Stated task
Quote all of the data that follows exactly as written, skipping the images.

Task data
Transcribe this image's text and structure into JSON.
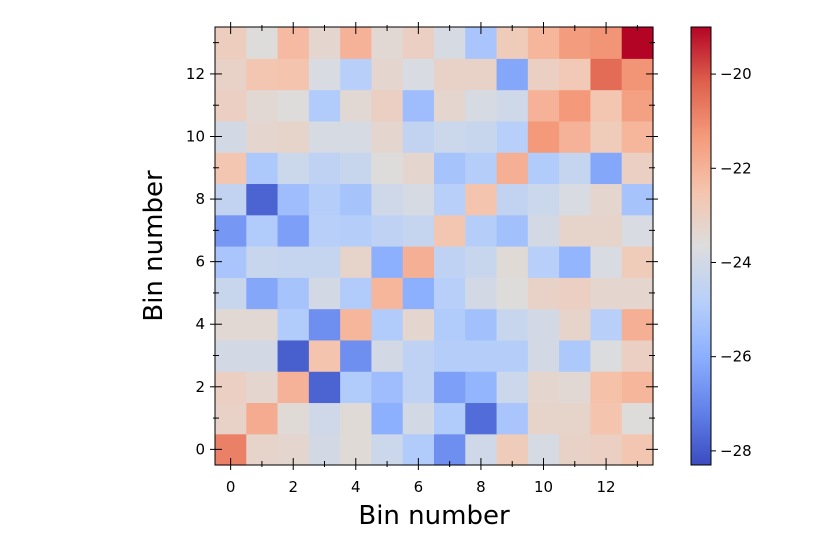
{
  "chart_data": {
    "type": "heatmap",
    "title": "",
    "xlabel": "Bin number",
    "ylabel": "Bin number",
    "x_bins": [
      0,
      1,
      2,
      3,
      4,
      5,
      6,
      7,
      8,
      9,
      10,
      11,
      12,
      13
    ],
    "y_bins": [
      0,
      1,
      2,
      3,
      4,
      5,
      6,
      7,
      8,
      9,
      10,
      11,
      12,
      13
    ],
    "x_ticks": [
      "0",
      "2",
      "4",
      "6",
      "8",
      "10",
      "12"
    ],
    "y_ticks": [
      "0",
      "2",
      "4",
      "6",
      "8",
      "10",
      "12"
    ],
    "colormap": "coolwarm",
    "color_range": [
      -28.3,
      -19.0
    ],
    "colorbar_ticks": [
      "−20",
      "−22",
      "−24",
      "−26",
      "−28"
    ],
    "colorbar_tick_values": [
      -20,
      -22,
      -24,
      -26,
      -28
    ],
    "values": [
      [
        -20.8,
        -23.2,
        -23.3,
        -24.0,
        -23.5,
        -24.2,
        -25.0,
        -26.8,
        -24.1,
        -22.8,
        -23.9,
        -23.1,
        -23.0,
        -22.6
      ],
      [
        -23.1,
        -21.8,
        -23.5,
        -24.1,
        -23.5,
        -26.0,
        -24.0,
        -25.0,
        -27.6,
        -25.2,
        -23.2,
        -23.2,
        -22.5,
        -23.6
      ],
      [
        -23.0,
        -23.3,
        -22.0,
        -27.8,
        -25.0,
        -25.5,
        -24.6,
        -26.4,
        -25.8,
        -24.2,
        -23.3,
        -23.4,
        -22.4,
        -22.1
      ],
      [
        -24.0,
        -24.0,
        -27.9,
        -22.5,
        -26.8,
        -24.0,
        -24.6,
        -24.9,
        -24.9,
        -24.9,
        -24.0,
        -25.1,
        -23.7,
        -23.0
      ],
      [
        -23.4,
        -23.4,
        -25.0,
        -26.8,
        -22.1,
        -25.0,
        -23.3,
        -25.0,
        -25.4,
        -24.3,
        -24.0,
        -23.2,
        -24.8,
        -21.9
      ],
      [
        -24.3,
        -26.2,
        -25.3,
        -24.0,
        -25.0,
        -22.1,
        -26.0,
        -24.8,
        -24.0,
        -23.6,
        -23.1,
        -23.0,
        -23.3,
        -23.3
      ],
      [
        -25.2,
        -24.3,
        -24.4,
        -24.4,
        -23.2,
        -26.0,
        -21.9,
        -24.6,
        -24.3,
        -23.5,
        -24.8,
        -25.8,
        -23.8,
        -22.8
      ],
      [
        -26.6,
        -25.0,
        -26.4,
        -24.8,
        -24.9,
        -24.6,
        -24.4,
        -22.6,
        -24.9,
        -25.4,
        -24.0,
        -23.2,
        -23.2,
        -23.8
      ],
      [
        -24.5,
        -27.8,
        -25.5,
        -24.9,
        -25.3,
        -24.1,
        -23.9,
        -24.8,
        -22.5,
        -24.5,
        -24.2,
        -23.8,
        -23.3,
        -25.3
      ],
      [
        -22.6,
        -25.1,
        -24.2,
        -24.6,
        -24.3,
        -23.6,
        -23.3,
        -25.3,
        -24.9,
        -21.9,
        -25.0,
        -24.4,
        -26.2,
        -23.0
      ],
      [
        -24.0,
        -23.3,
        -23.2,
        -23.9,
        -23.9,
        -23.3,
        -24.5,
        -24.2,
        -24.3,
        -24.8,
        -21.3,
        -22.0,
        -22.8,
        -22.1
      ],
      [
        -23.0,
        -23.4,
        -23.6,
        -25.0,
        -23.4,
        -23.0,
        -25.5,
        -23.3,
        -23.9,
        -24.1,
        -22.0,
        -21.3,
        -22.6,
        -21.5
      ],
      [
        -23.1,
        -22.6,
        -22.5,
        -23.8,
        -24.8,
        -23.3,
        -23.8,
        -23.1,
        -23.1,
        -26.2,
        -23.0,
        -22.7,
        -20.4,
        -21.2
      ],
      [
        -22.9,
        -23.6,
        -22.2,
        -23.3,
        -22.0,
        -23.4,
        -23.0,
        -23.9,
        -25.2,
        -22.8,
        -22.1,
        -21.4,
        -21.2,
        -19.0
      ]
    ]
  }
}
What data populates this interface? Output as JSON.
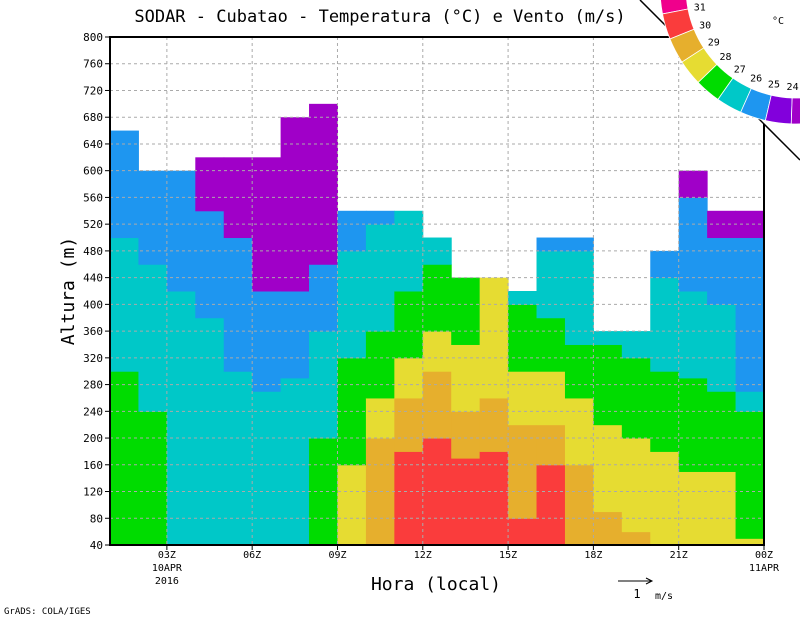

Task answer
Transcribe this image's text and structure into JSON.
{
  "chart_data": {
    "type": "heatmap",
    "title": "",
    "xlabel": "Bin number",
    "ylabel": "Bin number",
    "x_bins": [
      0,
      1,
      2,
      3,
      4,
      5,
      6,
      7,
      8,
      9,
      10,
      11,
      12,
      13
    ],
    "y_bins": [
      0,
      1,
      2,
      3,
      4,
      5,
      6,
      7,
      8,
      9,
      10,
      11,
      12,
      13
    ],
    "x_ticks": [
      "0",
      "2",
      "4",
      "6",
      "8",
      "10",
      "12"
    ],
    "y_ticks": [
      "0",
      "2",
      "4",
      "6",
      "8",
      "10",
      "12"
    ],
    "colormap": "coolwarm",
    "color_range": [
      -28.3,
      -19.0
    ],
    "colorbar_ticks": [
      "−20",
      "−22",
      "−24",
      "−26",
      "−28"
    ],
    "colorbar_tick_values": [
      -20,
      -22,
      -24,
      -26,
      -28
    ],
    "values": [
      [
        -20.8,
        -23.2,
        -23.3,
        -24.0,
        -23.5,
        -24.2,
        -25.0,
        -26.8,
        -24.1,
        -22.8,
        -23.9,
        -23.1,
        -23.0,
        -22.6
      ],
      [
        -23.1,
        -21.8,
        -23.5,
        -24.1,
        -23.5,
        -26.0,
        -24.0,
        -25.0,
        -27.6,
        -25.2,
        -23.2,
        -23.2,
        -22.5,
        -23.6
      ],
      [
        -23.0,
        -23.3,
        -22.0,
        -27.8,
        -25.0,
        -25.5,
        -24.6,
        -26.4,
        -25.8,
        -24.2,
        -23.3,
        -23.4,
        -22.4,
        -22.1
      ],
      [
        -24.0,
        -24.0,
        -27.9,
        -22.5,
        -26.8,
        -24.0,
        -24.6,
        -24.9,
        -24.9,
        -24.9,
        -24.0,
        -25.1,
        -23.7,
        -23.0
      ],
      [
        -23.4,
        -23.4,
        -25.0,
        -26.8,
        -22.1,
        -25.0,
        -23.3,
        -25.0,
        -25.4,
        -24.3,
        -24.0,
        -23.2,
        -24.8,
        -21.9
      ],
      [
        -24.3,
        -26.2,
        -25.3,
        -24.0,
        -25.0,
        -22.1,
        -26.0,
        -24.8,
        -24.0,
        -23.6,
        -23.1,
        -23.0,
        -23.3,
        -23.3
      ],
      [
        -25.2,
        -24.3,
        -24.4,
        -24.4,
        -23.2,
        -26.0,
        -21.9,
        -24.6,
        -24.3,
        -23.5,
        -24.8,
        -25.8,
        -23.8,
        -22.8
      ],
      [
        -26.6,
        -25.0,
        -26.4,
        -24.8,
        -24.9,
        -24.6,
        -24.4,
        -22.6,
        -24.9,
        -25.4,
        -24.0,
        -23.2,
        -23.2,
        -23.8
      ],
      [
        -24.5,
        -27.8,
        -25.5,
        -24.9,
        -25.3,
        -24.1,
        -23.9,
        -24.8,
        -22.5,
        -24.5,
        -24.2,
        -23.8,
        -23.3,
        -25.3
      ],
      [
        -22.6,
        -25.1,
        -24.2,
        -24.6,
        -24.3,
        -23.6,
        -23.3,
        -25.3,
        -24.9,
        -21.9,
        -25.0,
        -24.4,
        -26.2,
        -23.0
      ],
      [
        -24.0,
        -23.3,
        -23.2,
        -23.9,
        -23.9,
        -23.3,
        -24.5,
        -24.2,
        -24.3,
        -24.8,
        -21.3,
        -22.0,
        -22.8,
        -22.1
      ],
      [
        -23.0,
        -23.4,
        -23.6,
        -25.0,
        -23.4,
        -23.0,
        -25.5,
        -23.3,
        -23.9,
        -24.1,
        -22.0,
        -21.3,
        -22.6,
        -21.5
      ],
      [
        -23.1,
        -22.6,
        -22.5,
        -23.8,
        -24.8,
        -23.3,
        -23.8,
        -23.1,
        -23.1,
        -26.2,
        -23.0,
        -22.7,
        -20.4,
        -21.2
      ],
      [
        -22.9,
        -23.6,
        -22.2,
        -23.3,
        -22.0,
        -23.4,
        -23.0,
        -23.9,
        -25.2,
        -22.8,
        -22.1,
        -21.4,
        -21.2,
        -19.0
      ]
    ]
  }
}
What data populates this interface? Output as JSON.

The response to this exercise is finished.